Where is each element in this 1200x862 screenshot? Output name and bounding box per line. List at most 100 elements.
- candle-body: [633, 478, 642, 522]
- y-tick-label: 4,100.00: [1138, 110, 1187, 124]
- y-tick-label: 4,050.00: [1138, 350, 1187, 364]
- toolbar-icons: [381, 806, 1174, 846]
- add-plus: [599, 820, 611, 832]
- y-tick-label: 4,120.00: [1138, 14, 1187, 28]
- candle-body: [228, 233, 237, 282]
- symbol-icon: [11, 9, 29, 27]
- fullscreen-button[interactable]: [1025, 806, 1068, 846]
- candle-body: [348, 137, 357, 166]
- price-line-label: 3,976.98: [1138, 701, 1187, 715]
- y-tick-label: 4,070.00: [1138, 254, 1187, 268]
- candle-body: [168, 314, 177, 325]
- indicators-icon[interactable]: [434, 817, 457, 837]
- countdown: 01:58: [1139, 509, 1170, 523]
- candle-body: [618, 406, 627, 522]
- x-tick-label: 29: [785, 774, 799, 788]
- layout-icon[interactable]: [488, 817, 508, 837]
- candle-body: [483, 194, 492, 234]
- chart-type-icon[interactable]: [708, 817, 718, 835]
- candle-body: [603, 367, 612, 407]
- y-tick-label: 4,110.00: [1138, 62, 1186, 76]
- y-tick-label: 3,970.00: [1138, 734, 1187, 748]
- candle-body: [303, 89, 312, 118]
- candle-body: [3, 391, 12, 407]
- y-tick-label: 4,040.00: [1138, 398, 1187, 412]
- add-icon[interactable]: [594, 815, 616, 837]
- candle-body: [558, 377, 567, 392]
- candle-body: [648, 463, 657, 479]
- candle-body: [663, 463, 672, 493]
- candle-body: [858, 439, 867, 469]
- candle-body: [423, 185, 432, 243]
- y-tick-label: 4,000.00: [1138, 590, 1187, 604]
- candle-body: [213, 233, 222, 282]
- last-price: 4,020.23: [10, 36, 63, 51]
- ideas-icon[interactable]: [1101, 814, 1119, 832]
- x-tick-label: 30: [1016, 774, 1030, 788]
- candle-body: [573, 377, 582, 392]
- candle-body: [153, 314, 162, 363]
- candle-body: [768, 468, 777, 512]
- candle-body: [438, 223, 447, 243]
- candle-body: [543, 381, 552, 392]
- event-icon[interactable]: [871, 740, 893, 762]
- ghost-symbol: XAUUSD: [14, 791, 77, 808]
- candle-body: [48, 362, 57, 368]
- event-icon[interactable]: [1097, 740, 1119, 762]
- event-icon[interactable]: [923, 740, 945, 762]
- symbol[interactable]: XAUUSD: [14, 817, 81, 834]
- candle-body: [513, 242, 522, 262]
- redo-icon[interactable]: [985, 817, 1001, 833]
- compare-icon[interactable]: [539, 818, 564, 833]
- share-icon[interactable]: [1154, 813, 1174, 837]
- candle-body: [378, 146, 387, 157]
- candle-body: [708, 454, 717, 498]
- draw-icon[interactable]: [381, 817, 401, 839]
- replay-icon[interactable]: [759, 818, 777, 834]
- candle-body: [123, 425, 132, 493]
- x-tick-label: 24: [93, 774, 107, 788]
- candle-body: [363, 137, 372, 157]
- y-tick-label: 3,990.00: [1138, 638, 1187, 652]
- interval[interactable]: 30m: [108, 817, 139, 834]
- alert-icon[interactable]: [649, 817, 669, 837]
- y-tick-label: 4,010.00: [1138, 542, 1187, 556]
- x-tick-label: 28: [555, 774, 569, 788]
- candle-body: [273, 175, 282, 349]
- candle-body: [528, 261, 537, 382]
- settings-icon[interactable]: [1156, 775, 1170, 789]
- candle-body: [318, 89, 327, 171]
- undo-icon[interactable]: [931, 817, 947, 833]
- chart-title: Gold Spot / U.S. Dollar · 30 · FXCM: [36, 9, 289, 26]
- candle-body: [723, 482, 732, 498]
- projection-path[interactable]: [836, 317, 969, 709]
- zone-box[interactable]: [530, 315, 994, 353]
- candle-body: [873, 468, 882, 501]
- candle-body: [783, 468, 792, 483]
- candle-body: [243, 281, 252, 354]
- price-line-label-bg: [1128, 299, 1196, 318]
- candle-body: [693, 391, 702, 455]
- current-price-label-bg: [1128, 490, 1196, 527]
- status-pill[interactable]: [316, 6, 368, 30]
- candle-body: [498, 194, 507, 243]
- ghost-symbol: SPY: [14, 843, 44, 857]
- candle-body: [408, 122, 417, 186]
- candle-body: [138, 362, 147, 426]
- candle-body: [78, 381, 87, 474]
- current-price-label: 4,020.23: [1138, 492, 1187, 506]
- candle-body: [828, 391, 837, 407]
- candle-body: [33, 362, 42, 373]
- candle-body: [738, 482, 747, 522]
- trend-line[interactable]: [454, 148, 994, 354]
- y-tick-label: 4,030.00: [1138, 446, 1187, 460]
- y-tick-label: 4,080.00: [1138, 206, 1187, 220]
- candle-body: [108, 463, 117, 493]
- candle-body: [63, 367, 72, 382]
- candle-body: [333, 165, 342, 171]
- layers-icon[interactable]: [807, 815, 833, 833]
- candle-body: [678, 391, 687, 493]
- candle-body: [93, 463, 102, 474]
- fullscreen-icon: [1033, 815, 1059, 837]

════

**Brief**.
Rewrite the data above with every "ghost-symbol" changed to "watchlist-symbol" and everything else left the same.

**Output of the exercise**.
Where is each element in this 1200x862 screenshot? Output name and bounding box per line. List at most 100 elements.
- candle-body: [633, 478, 642, 522]
- y-tick-label: 4,100.00: [1138, 110, 1187, 124]
- y-tick-label: 4,050.00: [1138, 350, 1187, 364]
- toolbar-icons: [381, 806, 1174, 846]
- add-plus: [599, 820, 611, 832]
- y-tick-label: 4,120.00: [1138, 14, 1187, 28]
- candle-body: [228, 233, 237, 282]
- symbol-icon: [11, 9, 29, 27]
- fullscreen-button[interactable]: [1025, 806, 1068, 846]
- candle-body: [348, 137, 357, 166]
- price-line-label: 3,976.98: [1138, 701, 1187, 715]
- y-tick-label: 4,070.00: [1138, 254, 1187, 268]
- candle-body: [168, 314, 177, 325]
- indicators-icon[interactable]: [434, 817, 457, 837]
- countdown: 01:58: [1139, 509, 1170, 523]
- candle-body: [618, 406, 627, 522]
- x-tick-label: 29: [785, 774, 799, 788]
- layout-icon[interactable]: [488, 817, 508, 837]
- candle-body: [483, 194, 492, 234]
- chart-type-icon[interactable]: [708, 817, 718, 835]
- candle-body: [603, 367, 612, 407]
- y-tick-label: 4,110.00: [1138, 62, 1186, 76]
- y-tick-label: 3,970.00: [1138, 734, 1187, 748]
- candle-body: [303, 89, 312, 118]
- candle-body: [3, 391, 12, 407]
- y-tick-label: 4,040.00: [1138, 398, 1187, 412]
- add-icon[interactable]: [594, 815, 616, 837]
- candle-body: [558, 377, 567, 392]
- candle-body: [648, 463, 657, 479]
- candle-body: [663, 463, 672, 493]
- candle-body: [858, 439, 867, 469]
- candle-body: [423, 185, 432, 243]
- y-tick-label: 4,000.00: [1138, 590, 1187, 604]
- candle-body: [213, 233, 222, 282]
- last-price: 4,020.23: [10, 36, 63, 51]
- ideas-icon[interactable]: [1101, 814, 1119, 832]
- x-tick-label: 30: [1016, 774, 1030, 788]
- candle-body: [573, 377, 582, 392]
- candle-body: [153, 314, 162, 363]
- candle-body: [768, 468, 777, 512]
- candle-body: [438, 223, 447, 243]
- candle-body: [543, 381, 552, 392]
- event-icon[interactable]: [871, 740, 893, 762]
- watchlist-symbol: XAUUSD: [14, 791, 77, 808]
- candle-body: [48, 362, 57, 368]
- event-icon[interactable]: [1097, 740, 1119, 762]
- event-icon[interactable]: [923, 740, 945, 762]
- symbol[interactable]: XAUUSD: [14, 817, 81, 834]
- candle-body: [513, 242, 522, 262]
- redo-icon[interactable]: [985, 817, 1001, 833]
- compare-icon[interactable]: [539, 818, 564, 833]
- share-icon[interactable]: [1154, 813, 1174, 837]
- candle-body: [378, 146, 387, 157]
- candle-body: [708, 454, 717, 498]
- draw-icon[interactable]: [381, 817, 401, 839]
- replay-icon[interactable]: [759, 818, 777, 834]
- candle-body: [123, 425, 132, 493]
- x-tick-label: 24: [93, 774, 107, 788]
- candle-body: [363, 137, 372, 157]
- y-tick-label: 3,990.00: [1138, 638, 1187, 652]
- interval[interactable]: 30m: [108, 817, 139, 834]
- alert-icon[interactable]: [649, 817, 669, 837]
- y-tick-label: 4,010.00: [1138, 542, 1187, 556]
- x-tick-label: 28: [555, 774, 569, 788]
- candle-body: [273, 175, 282, 349]
- candle-body: [528, 261, 537, 382]
- settings-icon[interactable]: [1156, 775, 1170, 789]
- candle-body: [318, 89, 327, 171]
- undo-icon[interactable]: [931, 817, 947, 833]
- chart-title: Gold Spot / U.S. Dollar · 30 · FXCM: [36, 9, 289, 26]
- candle-body: [723, 482, 732, 498]
- projection-path[interactable]: [836, 317, 969, 709]
- zone-box[interactable]: [530, 315, 994, 353]
- candle-body: [873, 468, 882, 501]
- candle-body: [783, 468, 792, 483]
- candle-body: [243, 281, 252, 354]
- price-line-label-bg: [1128, 299, 1196, 318]
- candle-body: [693, 391, 702, 455]
- current-price-label-bg: [1128, 490, 1196, 527]
- status-pill[interactable]: [316, 6, 368, 30]
- candle-body: [498, 194, 507, 243]
- watchlist-symbol: SPY: [14, 843, 44, 857]
- candle-body: [408, 122, 417, 186]
- candle-body: [138, 362, 147, 426]
- candle-body: [78, 381, 87, 474]
- current-price-label: 4,020.23: [1138, 492, 1187, 506]
- candle-body: [828, 391, 837, 407]
- candle-body: [33, 362, 42, 373]
- candle-body: [738, 482, 747, 522]
- trend-line[interactable]: [454, 148, 994, 354]
- y-tick-label: 4,030.00: [1138, 446, 1187, 460]
- y-tick-label: 4,080.00: [1138, 206, 1187, 220]
- candle-body: [108, 463, 117, 493]
- candle-body: [63, 367, 72, 382]
- candle-body: [333, 165, 342, 171]
- layers-icon[interactable]: [807, 815, 833, 833]
- candle-body: [678, 391, 687, 493]
- candle-body: [93, 463, 102, 474]
- fullscreen-icon: [1033, 815, 1059, 837]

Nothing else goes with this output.